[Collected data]
▼

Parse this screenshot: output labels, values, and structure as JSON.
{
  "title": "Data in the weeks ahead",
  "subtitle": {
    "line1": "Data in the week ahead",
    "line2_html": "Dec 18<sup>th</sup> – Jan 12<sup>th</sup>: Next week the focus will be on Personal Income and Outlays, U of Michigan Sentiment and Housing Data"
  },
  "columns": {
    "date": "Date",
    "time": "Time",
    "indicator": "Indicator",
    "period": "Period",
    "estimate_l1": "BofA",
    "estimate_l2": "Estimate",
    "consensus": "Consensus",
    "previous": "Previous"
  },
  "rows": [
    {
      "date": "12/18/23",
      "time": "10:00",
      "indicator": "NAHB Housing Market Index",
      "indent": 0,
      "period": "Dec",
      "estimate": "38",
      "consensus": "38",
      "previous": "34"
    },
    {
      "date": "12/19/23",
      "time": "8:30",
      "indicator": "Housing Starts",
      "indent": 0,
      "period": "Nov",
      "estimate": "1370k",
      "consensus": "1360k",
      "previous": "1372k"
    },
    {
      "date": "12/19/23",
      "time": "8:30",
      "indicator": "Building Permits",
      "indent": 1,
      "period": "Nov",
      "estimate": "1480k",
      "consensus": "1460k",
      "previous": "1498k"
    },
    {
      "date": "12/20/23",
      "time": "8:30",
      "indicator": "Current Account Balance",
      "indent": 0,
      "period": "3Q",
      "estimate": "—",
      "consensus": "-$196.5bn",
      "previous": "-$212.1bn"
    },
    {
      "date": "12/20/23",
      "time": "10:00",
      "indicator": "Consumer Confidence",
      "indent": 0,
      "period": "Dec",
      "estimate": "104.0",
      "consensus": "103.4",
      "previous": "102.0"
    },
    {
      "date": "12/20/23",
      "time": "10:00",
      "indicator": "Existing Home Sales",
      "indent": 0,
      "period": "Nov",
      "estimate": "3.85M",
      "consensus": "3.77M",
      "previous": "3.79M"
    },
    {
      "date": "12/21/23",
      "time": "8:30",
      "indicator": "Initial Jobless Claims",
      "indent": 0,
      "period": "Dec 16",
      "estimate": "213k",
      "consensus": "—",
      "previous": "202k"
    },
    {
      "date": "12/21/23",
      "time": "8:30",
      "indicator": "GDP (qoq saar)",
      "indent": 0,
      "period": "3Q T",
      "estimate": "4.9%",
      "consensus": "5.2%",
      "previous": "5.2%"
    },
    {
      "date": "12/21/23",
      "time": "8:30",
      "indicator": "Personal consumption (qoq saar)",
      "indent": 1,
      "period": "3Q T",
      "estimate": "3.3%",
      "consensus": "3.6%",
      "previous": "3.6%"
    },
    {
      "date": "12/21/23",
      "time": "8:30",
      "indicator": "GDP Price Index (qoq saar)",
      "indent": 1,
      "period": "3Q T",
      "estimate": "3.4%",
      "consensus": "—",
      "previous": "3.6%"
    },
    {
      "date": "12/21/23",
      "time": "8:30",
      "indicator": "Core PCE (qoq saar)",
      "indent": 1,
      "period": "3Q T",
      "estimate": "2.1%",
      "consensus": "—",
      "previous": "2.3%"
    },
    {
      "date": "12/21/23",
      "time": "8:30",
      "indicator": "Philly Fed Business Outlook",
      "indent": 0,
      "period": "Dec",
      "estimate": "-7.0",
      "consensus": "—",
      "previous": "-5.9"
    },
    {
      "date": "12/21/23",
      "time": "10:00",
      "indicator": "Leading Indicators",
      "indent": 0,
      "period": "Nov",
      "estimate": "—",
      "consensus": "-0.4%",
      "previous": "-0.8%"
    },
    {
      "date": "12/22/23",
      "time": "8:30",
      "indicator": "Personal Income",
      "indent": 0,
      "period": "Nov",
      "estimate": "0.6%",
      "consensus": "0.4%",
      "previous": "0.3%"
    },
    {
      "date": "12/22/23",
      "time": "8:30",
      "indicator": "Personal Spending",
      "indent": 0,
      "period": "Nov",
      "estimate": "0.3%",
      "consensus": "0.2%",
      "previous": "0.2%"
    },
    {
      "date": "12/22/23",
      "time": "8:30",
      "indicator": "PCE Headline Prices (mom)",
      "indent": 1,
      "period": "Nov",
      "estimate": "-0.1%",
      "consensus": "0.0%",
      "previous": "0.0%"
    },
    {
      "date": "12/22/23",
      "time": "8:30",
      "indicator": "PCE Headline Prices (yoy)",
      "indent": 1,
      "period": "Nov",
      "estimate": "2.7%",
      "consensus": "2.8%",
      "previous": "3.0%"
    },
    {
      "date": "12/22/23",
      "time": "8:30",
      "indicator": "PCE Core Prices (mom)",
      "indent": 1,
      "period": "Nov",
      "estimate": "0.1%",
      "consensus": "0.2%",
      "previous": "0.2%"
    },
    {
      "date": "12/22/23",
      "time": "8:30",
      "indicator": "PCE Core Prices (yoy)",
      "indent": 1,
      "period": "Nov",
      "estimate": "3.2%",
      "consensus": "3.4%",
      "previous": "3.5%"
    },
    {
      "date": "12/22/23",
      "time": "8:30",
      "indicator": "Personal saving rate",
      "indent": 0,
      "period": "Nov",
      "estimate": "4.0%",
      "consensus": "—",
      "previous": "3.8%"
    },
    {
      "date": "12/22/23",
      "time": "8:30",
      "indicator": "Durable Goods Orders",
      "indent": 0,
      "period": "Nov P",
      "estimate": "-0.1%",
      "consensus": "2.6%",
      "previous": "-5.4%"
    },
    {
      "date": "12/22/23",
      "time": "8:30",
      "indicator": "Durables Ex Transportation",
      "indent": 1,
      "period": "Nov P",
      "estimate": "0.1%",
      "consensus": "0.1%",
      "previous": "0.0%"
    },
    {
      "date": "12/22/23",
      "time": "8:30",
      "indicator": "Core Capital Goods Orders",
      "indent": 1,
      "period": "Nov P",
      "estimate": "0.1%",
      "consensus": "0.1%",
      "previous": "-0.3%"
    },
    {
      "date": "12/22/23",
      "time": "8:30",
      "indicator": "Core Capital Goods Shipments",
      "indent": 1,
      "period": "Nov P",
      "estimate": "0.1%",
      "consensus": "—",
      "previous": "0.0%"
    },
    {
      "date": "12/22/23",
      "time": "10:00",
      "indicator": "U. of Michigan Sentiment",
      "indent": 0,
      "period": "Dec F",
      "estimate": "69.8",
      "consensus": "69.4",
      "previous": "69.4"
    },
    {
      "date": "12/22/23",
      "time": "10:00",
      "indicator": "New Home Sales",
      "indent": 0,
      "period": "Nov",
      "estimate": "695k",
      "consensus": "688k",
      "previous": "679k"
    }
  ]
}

▲

### TASK TO CARRY OUT
Copy each line of the data above that holds "Capital".

### SOLUTION FOR THIS PROBLEM
      "indicator": "Core Capital Goods Orders",
      "indicator": "Core Capital Goods Shipments",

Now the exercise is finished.